Records for this task:
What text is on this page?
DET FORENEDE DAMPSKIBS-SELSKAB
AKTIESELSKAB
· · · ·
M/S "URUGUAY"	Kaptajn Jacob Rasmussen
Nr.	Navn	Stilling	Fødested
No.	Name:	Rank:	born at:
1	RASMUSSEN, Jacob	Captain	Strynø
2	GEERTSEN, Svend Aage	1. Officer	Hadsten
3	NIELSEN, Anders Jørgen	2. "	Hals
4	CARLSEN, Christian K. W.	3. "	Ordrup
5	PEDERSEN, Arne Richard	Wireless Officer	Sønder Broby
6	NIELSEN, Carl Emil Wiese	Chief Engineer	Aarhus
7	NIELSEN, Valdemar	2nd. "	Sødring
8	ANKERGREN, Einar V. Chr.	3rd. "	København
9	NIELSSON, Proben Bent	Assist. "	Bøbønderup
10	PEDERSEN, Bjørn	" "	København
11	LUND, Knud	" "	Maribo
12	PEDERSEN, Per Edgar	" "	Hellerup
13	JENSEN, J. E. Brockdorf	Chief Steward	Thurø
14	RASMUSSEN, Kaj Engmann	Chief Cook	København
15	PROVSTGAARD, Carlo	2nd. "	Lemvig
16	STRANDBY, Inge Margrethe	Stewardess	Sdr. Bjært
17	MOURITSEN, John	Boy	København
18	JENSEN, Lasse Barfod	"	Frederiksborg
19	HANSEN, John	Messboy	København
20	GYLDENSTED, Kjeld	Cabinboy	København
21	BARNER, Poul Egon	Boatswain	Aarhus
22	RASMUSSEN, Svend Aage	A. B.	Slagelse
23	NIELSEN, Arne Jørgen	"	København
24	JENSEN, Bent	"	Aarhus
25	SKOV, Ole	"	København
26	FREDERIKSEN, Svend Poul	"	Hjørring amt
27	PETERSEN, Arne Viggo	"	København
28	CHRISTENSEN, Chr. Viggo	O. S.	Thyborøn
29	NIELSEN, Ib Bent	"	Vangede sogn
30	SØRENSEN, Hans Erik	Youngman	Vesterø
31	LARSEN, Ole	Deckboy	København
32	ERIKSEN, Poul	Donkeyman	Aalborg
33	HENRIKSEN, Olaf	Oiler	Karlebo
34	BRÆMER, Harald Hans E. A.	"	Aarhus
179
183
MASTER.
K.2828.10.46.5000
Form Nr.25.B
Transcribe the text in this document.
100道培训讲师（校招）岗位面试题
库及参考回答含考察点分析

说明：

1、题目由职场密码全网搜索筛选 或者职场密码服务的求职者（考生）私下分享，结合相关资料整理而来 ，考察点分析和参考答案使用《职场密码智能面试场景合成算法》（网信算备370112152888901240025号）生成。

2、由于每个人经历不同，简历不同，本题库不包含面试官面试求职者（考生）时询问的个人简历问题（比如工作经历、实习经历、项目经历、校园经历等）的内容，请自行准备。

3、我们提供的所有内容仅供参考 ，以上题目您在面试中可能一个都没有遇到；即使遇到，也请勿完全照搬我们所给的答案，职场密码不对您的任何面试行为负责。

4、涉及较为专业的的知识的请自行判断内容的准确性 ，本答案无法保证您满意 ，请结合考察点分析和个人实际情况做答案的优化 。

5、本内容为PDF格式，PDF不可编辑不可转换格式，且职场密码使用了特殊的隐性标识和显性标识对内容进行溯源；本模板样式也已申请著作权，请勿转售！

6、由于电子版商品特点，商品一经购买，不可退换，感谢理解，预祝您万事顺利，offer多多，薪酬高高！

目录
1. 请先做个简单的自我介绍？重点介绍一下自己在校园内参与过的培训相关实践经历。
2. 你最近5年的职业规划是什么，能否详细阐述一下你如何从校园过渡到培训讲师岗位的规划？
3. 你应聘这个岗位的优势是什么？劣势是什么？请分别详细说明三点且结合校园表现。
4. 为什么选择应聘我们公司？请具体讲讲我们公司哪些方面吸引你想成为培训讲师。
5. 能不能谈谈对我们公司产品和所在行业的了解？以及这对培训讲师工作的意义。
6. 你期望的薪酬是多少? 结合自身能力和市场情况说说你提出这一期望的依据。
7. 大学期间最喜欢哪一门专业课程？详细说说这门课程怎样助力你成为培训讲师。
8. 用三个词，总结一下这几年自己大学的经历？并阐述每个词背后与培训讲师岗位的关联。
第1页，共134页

Requirements:
Extract all of the data above and output it character for character.

Written reply:
What text is on this page?
DET FORENEDE DAMPSKIBS-SELSKAB
AKTIESELSKAB
· · · ·
M/S "URUGUAY"	Kaptajn Jacob Rasmussen
Nr.	Navn	Stilling	Fødested
No.	Name:	Rank:	born at:
1	RASMUSSEN, Jacob	Captain	Strynø
2	GEERTSEN, Svend Aage	1. Officer	Hadsten
3	NIELSEN, Anders Jørgen	2. "	Hals
4	CARLSEN, Christian K. W.	3. "	Ordrup
5	PEDERSEN, Arne Richard	Wireless Officer	Sønder Broby
6	NIELSEN, Carl Emil Wiese	Chief Engineer	Aarhus
7	NIELSEN, Valdemar	2nd. "	Sødring
8	ANKERGREN, Einar V. Chr.	3rd. "	København
9	NIELSSON, Proben Bent	Assist. "	Bøbønderup
10	PEDERSEN, Bjørn	" "	København
11	LUND, Knud	" "	Maribo
12	PEDERSEN, Per Edgar	" "	Hellerup
13	JENSEN, J. E. Brockdorf	Chief Steward	Thurø
14	RASMUSSEN, Kaj Engmann	Chief Cook	København
15	PROVSTGAARD, Carlo	2nd. "	Lemvig
16	STRANDBY, Inge Margrethe	Stewardess	Sdr. Bjært
17	MOURITSEN, John	Boy	København
18	JENSEN, Lasse Barfod	"	Frederiksborg
19	HANSEN, John	Messboy	København
20	GYLDENSTED, Kjeld	Cabinboy	København
21	BARNER, Poul Egon	Boatswain	Aarhus
22	RASMUSSEN, Svend Aage	A. B.	Slagelse
23	NIELSEN, Arne Jørgen	"	København
24	JENSEN, Bent	"	Aarhus
25	SKOV, Ole	"	København
26	FREDERIKSEN, Svend Poul	"	Hjørring amt
27	PETERSEN, Arne Viggo	"	København
28	CHRISTENSEN, Chr. Viggo	O. S.	Thyborøn
29	NIELSEN, Ib Bent	"	Vangede sogn
30	SØRENSEN, Hans Erik	Youngman	Vesterø
31	LARSEN, Ole	Deckboy	København
32	ERIKSEN, Poul	Donkeyman	Aalborg
33	HENRIKSEN, Olaf	Oiler	Karlebo
34	BRÆMER, Harald Hans E. A.	"	Aarhus
179
183
MASTER.
K.2828.10.46.5000
Form Nr.25.B
Transcribe the text in this document.
100道培训讲师（校招）岗位面试题
库及参考回答含考察点分析

说明：

1、题目由职场密码全网搜索筛选 或者职场密码服务的求职者（考生）私下分享，结合相关资料整理而来 ，考察点分析和参考答案使用《职场密码智能面试场景合成算法》（网信算备370112152888901240025号）生成。

2、由于每个人经历不同，简历不同，本题库不包含面试官面试求职者（考生）时询问的个人简历问题（比如工作经历、实习经历、项目经历、校园经历等）的内容，请自行准备。

3、我们提供的所有内容仅供参考 ，以上题目您在面试中可能一个都没有遇到；即使遇到，也请勿完全照搬我们所给的答案，职场密码不对您的任何面试行为负责。

4、涉及较为专业的的知识的请自行判断内容的准确性 ，本答案无法保证您满意 ，请结合考察点分析和个人实际情况做答案的优化 。

5、本内容为PDF格式，PDF不可编辑不可转换格式，且职场密码使用了特殊的隐性标识和显性标识对内容进行溯源；本模板样式也已申请著作权，请勿转售！

6、由于电子版商品特点，商品一经购买，不可退换，感谢理解，预祝您万事顺利，offer多多，薪酬高高！

目录
1. 请先做个简单的自我介绍？重点介绍一下自己在校园内参与过的培训相关实践经历。
2. 你最近5年的职业规划是什么，能否详细阐述一下你如何从校园过渡到培训讲师岗位的规划？
3. 你应聘这个岗位的优势是什么？劣势是什么？请分别详细说明三点且结合校园表现。
4. 为什么选择应聘我们公司？请具体讲讲我们公司哪些方面吸引你想成为培训讲师。
5. 能不能谈谈对我们公司产品和所在行业的了解？以及这对培训讲师工作的意义。
6. 你期望的薪酬是多少? 结合自身能力和市场情况说说你提出这一期望的依据。
7. 大学期间最喜欢哪一门专业课程？详细说说这门课程怎样助力你成为培训讲师。
8. 用三个词，总结一下这几年自己大学的经历？并阐述每个词背后与培训讲师岗位的关联。
第1页，共134页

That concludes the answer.